> **Instruction**:
Reproduce the entire listing word for word.

Saved entries
## BEGIN

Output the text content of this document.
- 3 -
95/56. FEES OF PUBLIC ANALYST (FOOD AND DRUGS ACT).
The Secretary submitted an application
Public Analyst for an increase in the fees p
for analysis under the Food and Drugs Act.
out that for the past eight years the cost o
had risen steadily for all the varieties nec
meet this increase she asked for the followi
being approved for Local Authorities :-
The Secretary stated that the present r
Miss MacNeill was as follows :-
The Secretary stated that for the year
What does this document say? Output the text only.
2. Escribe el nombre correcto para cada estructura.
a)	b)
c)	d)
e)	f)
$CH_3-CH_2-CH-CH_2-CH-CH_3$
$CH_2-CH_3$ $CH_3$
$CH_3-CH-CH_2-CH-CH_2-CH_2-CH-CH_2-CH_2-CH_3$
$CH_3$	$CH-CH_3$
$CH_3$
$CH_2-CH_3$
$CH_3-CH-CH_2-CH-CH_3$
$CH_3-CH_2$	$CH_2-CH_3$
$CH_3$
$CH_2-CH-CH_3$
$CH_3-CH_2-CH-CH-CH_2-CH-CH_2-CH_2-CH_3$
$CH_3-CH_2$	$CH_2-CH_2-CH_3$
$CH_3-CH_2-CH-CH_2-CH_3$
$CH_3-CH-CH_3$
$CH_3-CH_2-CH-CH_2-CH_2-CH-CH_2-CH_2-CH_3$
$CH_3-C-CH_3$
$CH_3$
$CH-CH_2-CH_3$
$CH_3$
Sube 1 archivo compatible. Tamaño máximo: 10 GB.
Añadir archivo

## END

> **Answer**:
Output the text content of this document.
- 3 -
95/56. FEES OF PUBLIC ANALYST (FOOD AND DRUGS ACT).
The Secretary submitted an application
Public Analyst for an increase in the fees p
for analysis under the Food and Drugs Act.
out that for the past eight years the cost o
had risen steadily for all the varieties nec
meet this increase she asked for the followi
being approved for Local Authorities :-
The Secretary stated that the present r
Miss MacNeill was as follows :-
The Secretary stated that for the year
What does this document say? Output the text only.
2. Escribe el nombre correcto para cada estructura.
a)	b)
c)	d)
e)	f)
$CH_3-CH_2-CH-CH_2-CH-CH_3$
$CH_2-CH_3$ $CH_3$
$CH_3-CH-CH_2-CH-CH_2-CH_2-CH-CH_2-CH_2-CH_3$
$CH_3$	$CH-CH_3$
$CH_3$
$CH_2-CH_3$
$CH_3-CH-CH_2-CH-CH_3$
$CH_3-CH_2$	$CH_2-CH_3$
$CH_3$
$CH_2-CH-CH_3$
$CH_3-CH_2-CH-CH-CH_2-CH-CH_2-CH_2-CH_3$
$CH_3-CH_2$	$CH_2-CH_2-CH_3$
$CH_3-CH_2-CH-CH_2-CH_3$
$CH_3-CH-CH_3$
$CH_3-CH_2-CH-CH_2-CH_2-CH-CH_2-CH_2-CH_3$
$CH_3-C-CH_3$
$CH_3$
$CH-CH_2-CH_3$
$CH_3$
Sube 1 archivo compatible. Tamaño máximo: 10 GB.
Añadir archivo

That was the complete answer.